■ Problem to solve
Write out all of the data without omission, exactly as shown.

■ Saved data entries
▼

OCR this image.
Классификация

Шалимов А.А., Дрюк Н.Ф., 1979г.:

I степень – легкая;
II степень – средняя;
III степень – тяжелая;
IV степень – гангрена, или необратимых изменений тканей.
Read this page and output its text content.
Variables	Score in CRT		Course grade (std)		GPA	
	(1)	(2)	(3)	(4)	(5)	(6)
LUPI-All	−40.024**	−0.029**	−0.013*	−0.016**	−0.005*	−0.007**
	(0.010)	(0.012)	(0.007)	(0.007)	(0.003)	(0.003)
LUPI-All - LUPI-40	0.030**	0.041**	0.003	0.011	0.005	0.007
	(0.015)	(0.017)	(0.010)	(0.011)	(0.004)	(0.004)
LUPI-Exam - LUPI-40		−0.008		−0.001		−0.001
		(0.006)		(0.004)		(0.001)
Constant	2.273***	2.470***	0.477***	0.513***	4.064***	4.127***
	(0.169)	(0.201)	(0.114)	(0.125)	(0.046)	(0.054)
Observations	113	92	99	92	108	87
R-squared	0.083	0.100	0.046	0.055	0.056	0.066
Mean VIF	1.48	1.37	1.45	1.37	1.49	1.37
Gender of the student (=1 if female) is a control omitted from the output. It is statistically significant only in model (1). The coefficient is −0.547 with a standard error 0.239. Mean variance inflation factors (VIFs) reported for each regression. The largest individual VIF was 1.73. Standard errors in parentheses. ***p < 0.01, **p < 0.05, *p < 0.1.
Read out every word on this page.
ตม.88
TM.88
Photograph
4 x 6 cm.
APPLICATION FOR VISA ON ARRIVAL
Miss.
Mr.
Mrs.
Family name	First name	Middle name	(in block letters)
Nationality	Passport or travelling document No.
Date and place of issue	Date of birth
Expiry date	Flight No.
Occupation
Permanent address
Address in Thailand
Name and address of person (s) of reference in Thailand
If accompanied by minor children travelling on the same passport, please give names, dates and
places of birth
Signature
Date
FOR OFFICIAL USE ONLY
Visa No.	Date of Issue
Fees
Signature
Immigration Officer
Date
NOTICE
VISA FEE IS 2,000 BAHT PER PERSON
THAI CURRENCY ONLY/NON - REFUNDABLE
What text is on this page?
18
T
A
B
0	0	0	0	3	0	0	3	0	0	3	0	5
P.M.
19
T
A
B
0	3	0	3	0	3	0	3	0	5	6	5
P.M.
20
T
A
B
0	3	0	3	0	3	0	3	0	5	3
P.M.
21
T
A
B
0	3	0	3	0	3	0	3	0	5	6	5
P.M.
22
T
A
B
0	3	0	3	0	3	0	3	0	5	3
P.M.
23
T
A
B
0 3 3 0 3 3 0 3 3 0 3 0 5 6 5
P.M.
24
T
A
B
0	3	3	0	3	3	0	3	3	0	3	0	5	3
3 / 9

▲

■ Worked answer
OCR this image.
Классификация

Шалимов А.А., Дрюк Н.Ф., 1979г.:

I степень – легкая;
II степень – средняя;
III степень – тяжелая;
IV степень – гангрена, или необратимых изменений тканей.
Read this page and output its text content.
Variables	Score in CRT		Course grade (std)		GPA	
	(1)	(2)	(3)	(4)	(5)	(6)
LUPI-All	−40.024**	−0.029**	−0.013*	−0.016**	−0.005*	−0.007**
	(0.010)	(0.012)	(0.007)	(0.007)	(0.003)	(0.003)
LUPI-All - LUPI-40	0.030**	0.041**	0.003	0.011	0.005	0.007
	(0.015)	(0.017)	(0.010)	(0.011)	(0.004)	(0.004)
LUPI-Exam - LUPI-40		−0.008		−0.001		−0.001
		(0.006)		(0.004)		(0.001)
Constant	2.273***	2.470***	0.477***	0.513***	4.064***	4.127***
	(0.169)	(0.201)	(0.114)	(0.125)	(0.046)	(0.054)
Observations	113	92	99	92	108	87
R-squared	0.083	0.100	0.046	0.055	0.056	0.066
Mean VIF	1.48	1.37	1.45	1.37	1.49	1.37
Gender of the student (=1 if female) is a control omitted from the output. It is statistically significant only in model (1). The coefficient is −0.547 with a standard error 0.239. Mean variance inflation factors (VIFs) reported for each regression. The largest individual VIF was 1.73. Standard errors in parentheses. ***p < 0.01, **p < 0.05, *p < 0.1.
Read out every word on this page.
ตม.88
TM.88
Photograph
4 x 6 cm.
APPLICATION FOR VISA ON ARRIVAL
Miss.
Mr.
Mrs.
Family name	First name	Middle name	(in block letters)
Nationality	Passport or travelling document No.
Date and place of issue	Date of birth
Expiry date	Flight No.
Occupation
Permanent address
Address in Thailand
Name and address of person (s) of reference in Thailand
If accompanied by minor children travelling on the same passport, please give names, dates and
places of birth
Signature
Date
FOR OFFICIAL USE ONLY
Visa No.	Date of Issue
Fees
Signature
Immigration Officer
Date
NOTICE
VISA FEE IS 2,000 BAHT PER PERSON
THAI CURRENCY ONLY/NON - REFUNDABLE
What text is on this page?
18
T
A
B
0	0	0	0	3	0	0	3	0	0	3	0	5
P.M.
19
T
A
B
0	3	0	3	0	3	0	3	0	5	6	5
P.M.
20
T
A
B
0	3	0	3	0	3	0	3	0	5	3
P.M.
21
T
A
B
0	3	0	3	0	3	0	3	0	5	6	5
P.M.
22
T
A
B
0	3	0	3	0	3	0	3	0	5	3
P.M.
23
T
A
B
0 3 3 0 3 3 0 3 3 0 3 0 5 6 5
P.M.
24
T
A
B
0	3	3	0	3	3	0	3	3	0	3	0	5	3
3 / 9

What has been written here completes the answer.